┌─ The input
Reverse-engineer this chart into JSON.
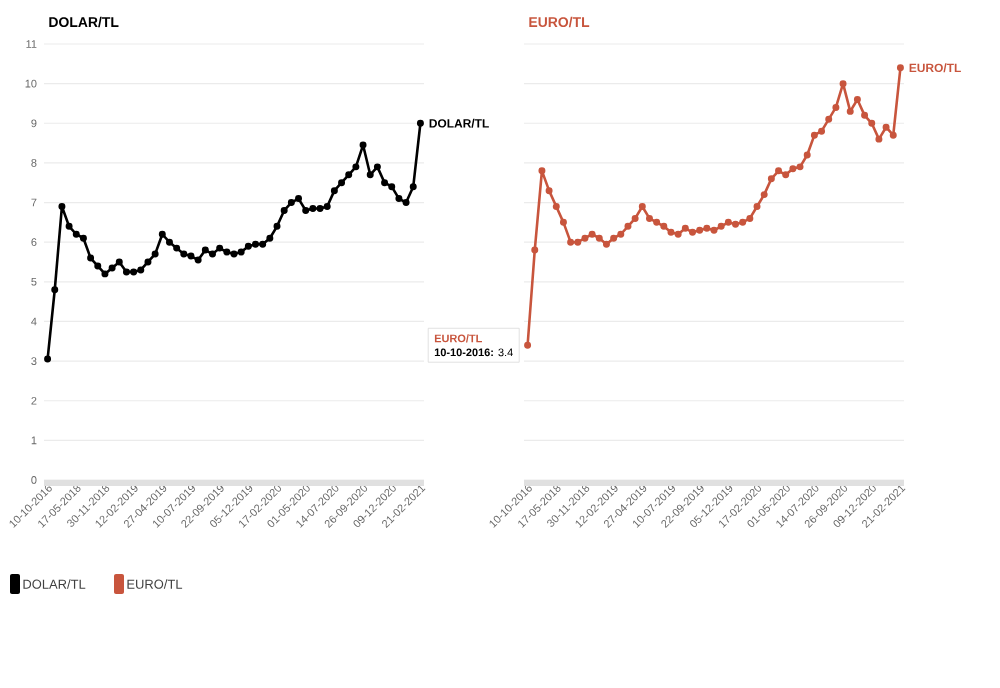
{
  "chart_data": [
    {
      "type": "line",
      "title": "DOLAR/TL",
      "categories": [
        "10-10-2016",
        null,
        null,
        null,
        "17-05-2018",
        null,
        null,
        null,
        "30-11-2018",
        null,
        null,
        null,
        "12-02-2019",
        null,
        null,
        null,
        "27-04-2019",
        null,
        null,
        null,
        "10-07-2019",
        null,
        null,
        null,
        "22-09-2019",
        null,
        null,
        null,
        "05-12-2019",
        null,
        null,
        null,
        "17-02-2020",
        null,
        null,
        null,
        "01-05-2020",
        null,
        null,
        null,
        "14-07-2020",
        null,
        null,
        null,
        "26-09-2020",
        null,
        null,
        null,
        "09-12-2020",
        null,
        null,
        null,
        "21-02-2021"
      ],
      "series": [
        {
          "name": "DOLAR/TL",
          "color": "#000000",
          "values": [
            3.05,
            4.8,
            6.9,
            6.4,
            6.2,
            6.1,
            5.6,
            5.4,
            5.2,
            5.35,
            5.5,
            5.25,
            5.25,
            5.3,
            5.5,
            5.7,
            6.2,
            6.0,
            5.85,
            5.7,
            5.65,
            5.55,
            5.8,
            5.7,
            5.85,
            5.75,
            5.7,
            5.75,
            5.9,
            5.95,
            5.95,
            6.1,
            6.4,
            6.8,
            7.0,
            7.1,
            6.8,
            6.85,
            6.85,
            6.9,
            7.3,
            7.5,
            7.7,
            7.9,
            8.45,
            7.7,
            7.9,
            7.5,
            7.4,
            7.1,
            7.0,
            7.4,
            9.0
          ]
        }
      ],
      "ylim": [
        0,
        11
      ],
      "yticks": [
        0,
        1,
        2,
        3,
        4,
        5,
        6,
        7,
        8,
        9,
        10,
        11
      ],
      "grid": "y",
      "marker": "circle",
      "legend": "bottom left"
    },
    {
      "type": "line",
      "title": "EURO/TL",
      "categories": [
        "10-10-2016",
        null,
        null,
        null,
        "17-05-2018",
        null,
        null,
        null,
        "30-11-2018",
        null,
        null,
        null,
        "12-02-2019",
        null,
        null,
        null,
        "27-04-2019",
        null,
        null,
        null,
        "10-07-2019",
        null,
        null,
        null,
        "22-09-2019",
        null,
        null,
        null,
        "05-12-2019",
        null,
        null,
        null,
        "17-02-2020",
        null,
        null,
        null,
        "01-05-2020",
        null,
        null,
        null,
        "14-07-2020",
        null,
        null,
        null,
        "26-09-2020",
        null,
        null,
        null,
        "09-12-2020",
        null,
        null,
        null,
        "21-02-2021"
      ],
      "series": [
        {
          "name": "EURO/TL",
          "color": "#c8553d",
          "values": [
            3.4,
            5.8,
            7.8,
            7.3,
            6.9,
            6.5,
            6.0,
            6.0,
            6.1,
            6.2,
            6.1,
            5.95,
            6.1,
            6.2,
            6.4,
            6.6,
            6.9,
            6.6,
            6.5,
            6.4,
            6.25,
            6.2,
            6.35,
            6.25,
            6.3,
            6.35,
            6.3,
            6.4,
            6.5,
            6.45,
            6.5,
            6.6,
            6.9,
            7.2,
            7.6,
            7.8,
            7.7,
            7.85,
            7.9,
            8.2,
            8.7,
            8.8,
            9.1,
            9.4,
            10.0,
            9.3,
            9.6,
            9.2,
            9.0,
            8.6,
            8.9,
            8.7,
            10.4
          ]
        }
      ],
      "ylim": [
        0,
        11
      ],
      "yticks": [
        0,
        1,
        2,
        3,
        4,
        5,
        6,
        7,
        8,
        9,
        10,
        11
      ],
      "grid": "y",
      "marker": "circle",
      "legend": "bottom left",
      "tick_labels": "x",
      "annotations": [
        "EURO/TL",
        "**10-10-2016:** 3.4"
      ]
    }
  ]
}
└─
**Task statement**
Filter the records above for lines containing the word "legend", and copy those lines.

**Completed task**
      "legend": "bottom left"
      "legend": "bottom left",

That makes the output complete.